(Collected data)
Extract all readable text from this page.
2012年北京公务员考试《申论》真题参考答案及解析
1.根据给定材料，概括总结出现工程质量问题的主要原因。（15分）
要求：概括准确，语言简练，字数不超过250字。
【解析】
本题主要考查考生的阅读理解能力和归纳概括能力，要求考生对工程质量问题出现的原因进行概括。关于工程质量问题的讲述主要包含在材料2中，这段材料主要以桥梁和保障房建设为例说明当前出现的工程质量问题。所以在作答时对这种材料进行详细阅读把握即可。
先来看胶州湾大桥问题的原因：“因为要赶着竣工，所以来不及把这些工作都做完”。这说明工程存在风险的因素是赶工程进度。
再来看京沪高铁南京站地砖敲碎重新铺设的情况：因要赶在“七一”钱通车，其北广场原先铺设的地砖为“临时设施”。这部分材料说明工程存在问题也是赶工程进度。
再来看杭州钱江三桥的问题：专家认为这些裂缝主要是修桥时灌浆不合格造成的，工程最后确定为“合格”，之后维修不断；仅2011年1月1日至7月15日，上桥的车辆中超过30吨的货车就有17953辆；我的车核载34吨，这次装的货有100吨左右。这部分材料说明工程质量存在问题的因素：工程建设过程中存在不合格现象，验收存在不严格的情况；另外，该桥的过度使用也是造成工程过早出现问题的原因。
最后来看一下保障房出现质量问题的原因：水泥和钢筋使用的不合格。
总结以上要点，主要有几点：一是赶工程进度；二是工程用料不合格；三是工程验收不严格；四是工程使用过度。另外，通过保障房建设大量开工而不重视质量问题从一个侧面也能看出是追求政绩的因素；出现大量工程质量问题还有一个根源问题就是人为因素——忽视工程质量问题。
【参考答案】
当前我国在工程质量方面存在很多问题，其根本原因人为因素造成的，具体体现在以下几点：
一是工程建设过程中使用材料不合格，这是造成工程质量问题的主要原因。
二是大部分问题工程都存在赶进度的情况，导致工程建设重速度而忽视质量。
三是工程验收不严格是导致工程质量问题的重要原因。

- [Task prompt] Extract the complete set of records unchanged.

- [Answer to this problem]
Extract all readable text from this page.
2012年北京公务员考试《申论》真题参考答案及解析
1.根据给定材料，概括总结出现工程质量问题的主要原因。（15分）
要求：概括准确，语言简练，字数不超过250字。
【解析】
本题主要考查考生的阅读理解能力和归纳概括能力，要求考生对工程质量问题出现的原因进行概括。关于工程质量问题的讲述主要包含在材料2中，这段材料主要以桥梁和保障房建设为例说明当前出现的工程质量问题。所以在作答时对这种材料进行详细阅读把握即可。
先来看胶州湾大桥问题的原因：“因为要赶着竣工，所以来不及把这些工作都做完”。这说明工程存在风险的因素是赶工程进度。
再来看京沪高铁南京站地砖敲碎重新铺设的情况：因要赶在“七一”钱通车，其北广场原先铺设的地砖为“临时设施”。这部分材料说明工程存在问题也是赶工程进度。
再来看杭州钱江三桥的问题：专家认为这些裂缝主要是修桥时灌浆不合格造成的，工程最后确定为“合格”，之后维修不断；仅2011年1月1日至7月15日，上桥的车辆中超过30吨的货车就有17953辆；我的车核载34吨，这次装的货有100吨左右。这部分材料说明工程质量存在问题的因素：工程建设过程中存在不合格现象，验收存在不严格的情况；另外，该桥的过度使用也是造成工程过早出现问题的原因。
最后来看一下保障房出现质量问题的原因：水泥和钢筋使用的不合格。
总结以上要点，主要有几点：一是赶工程进度；二是工程用料不合格；三是工程验收不严格；四是工程使用过度。另外，通过保障房建设大量开工而不重视质量问题从一个侧面也能看出是追求政绩的因素；出现大量工程质量问题还有一个根源问题就是人为因素——忽视工程质量问题。
【参考答案】
当前我国在工程质量方面存在很多问题，其根本原因人为因素造成的，具体体现在以下几点：
一是工程建设过程中使用材料不合格，这是造成工程质量问题的主要原因。
二是大部分问题工程都存在赶进度的情况，导致工程建设重速度而忽视质量。
三是工程验收不严格是导致工程质量问题的重要原因。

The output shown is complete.